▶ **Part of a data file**
* Start *

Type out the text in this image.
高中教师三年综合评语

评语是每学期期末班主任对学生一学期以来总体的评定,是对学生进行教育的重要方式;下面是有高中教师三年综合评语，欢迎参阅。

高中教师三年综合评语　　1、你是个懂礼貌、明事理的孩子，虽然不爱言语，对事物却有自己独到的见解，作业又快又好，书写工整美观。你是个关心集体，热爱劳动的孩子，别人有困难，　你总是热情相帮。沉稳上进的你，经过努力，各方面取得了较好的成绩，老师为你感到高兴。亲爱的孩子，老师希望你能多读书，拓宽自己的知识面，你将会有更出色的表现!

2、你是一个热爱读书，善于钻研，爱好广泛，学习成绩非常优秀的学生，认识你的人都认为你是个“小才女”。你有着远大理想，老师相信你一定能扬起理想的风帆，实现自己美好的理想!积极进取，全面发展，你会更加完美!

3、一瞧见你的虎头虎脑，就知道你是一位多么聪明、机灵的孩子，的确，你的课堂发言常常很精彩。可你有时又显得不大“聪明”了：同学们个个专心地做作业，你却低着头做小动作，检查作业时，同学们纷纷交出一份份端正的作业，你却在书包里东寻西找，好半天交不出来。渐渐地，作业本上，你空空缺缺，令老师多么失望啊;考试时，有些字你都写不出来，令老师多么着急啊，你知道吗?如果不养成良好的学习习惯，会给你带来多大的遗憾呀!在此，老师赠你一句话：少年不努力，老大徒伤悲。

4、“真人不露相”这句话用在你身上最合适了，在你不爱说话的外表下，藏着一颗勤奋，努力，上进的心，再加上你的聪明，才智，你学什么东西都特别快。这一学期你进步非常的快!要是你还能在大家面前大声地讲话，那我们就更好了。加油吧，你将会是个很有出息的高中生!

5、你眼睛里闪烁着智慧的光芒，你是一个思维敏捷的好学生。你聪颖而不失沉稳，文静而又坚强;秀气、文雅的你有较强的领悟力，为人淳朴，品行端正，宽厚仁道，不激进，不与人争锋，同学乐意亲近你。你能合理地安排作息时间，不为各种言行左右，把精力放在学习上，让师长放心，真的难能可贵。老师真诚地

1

* End *

▶ **STATED EXERCISE**
Every entry needs to be retyped exactly.

▶ **OUTPUT FOR THIS EXERCISE**
Type out the text in this image.
高中教师三年综合评语

评语是每学期期末班主任对学生一学期以来总体的评定,是对学生进行教育的重要方式;下面是有高中教师三年综合评语，欢迎参阅。

高中教师三年综合评语　　1、你是个懂礼貌、明事理的孩子，虽然不爱言语，对事物却有自己独到的见解，作业又快又好，书写工整美观。你是个关心集体，热爱劳动的孩子，别人有困难，　你总是热情相帮。沉稳上进的你，经过努力，各方面取得了较好的成绩，老师为你感到高兴。亲爱的孩子，老师希望你能多读书，拓宽自己的知识面，你将会有更出色的表现!

2、你是一个热爱读书，善于钻研，爱好广泛，学习成绩非常优秀的学生，认识你的人都认为你是个“小才女”。你有着远大理想，老师相信你一定能扬起理想的风帆，实现自己美好的理想!积极进取，全面发展，你会更加完美!

3、一瞧见你的虎头虎脑，就知道你是一位多么聪明、机灵的孩子，的确，你的课堂发言常常很精彩。可你有时又显得不大“聪明”了：同学们个个专心地做作业，你却低着头做小动作，检查作业时，同学们纷纷交出一份份端正的作业，你却在书包里东寻西找，好半天交不出来。渐渐地，作业本上，你空空缺缺，令老师多么失望啊;考试时，有些字你都写不出来，令老师多么着急啊，你知道吗?如果不养成良好的学习习惯，会给你带来多大的遗憾呀!在此，老师赠你一句话：少年不努力，老大徒伤悲。

4、“真人不露相”这句话用在你身上最合适了，在你不爱说话的外表下，藏着一颗勤奋，努力，上进的心，再加上你的聪明，才智，你学什么东西都特别快。这一学期你进步非常的快!要是你还能在大家面前大声地讲话，那我们就更好了。加油吧，你将会是个很有出息的高中生!

5、你眼睛里闪烁着智慧的光芒，你是一个思维敏捷的好学生。你聪颖而不失沉稳，文静而又坚强;秀气、文雅的你有较强的领悟力，为人淳朴，品行端正，宽厚仁道，不激进，不与人争锋，同学乐意亲近你。你能合理地安排作息时间，不为各种言行左右，把精力放在学习上，让师长放心，真的难能可贵。老师真诚地

1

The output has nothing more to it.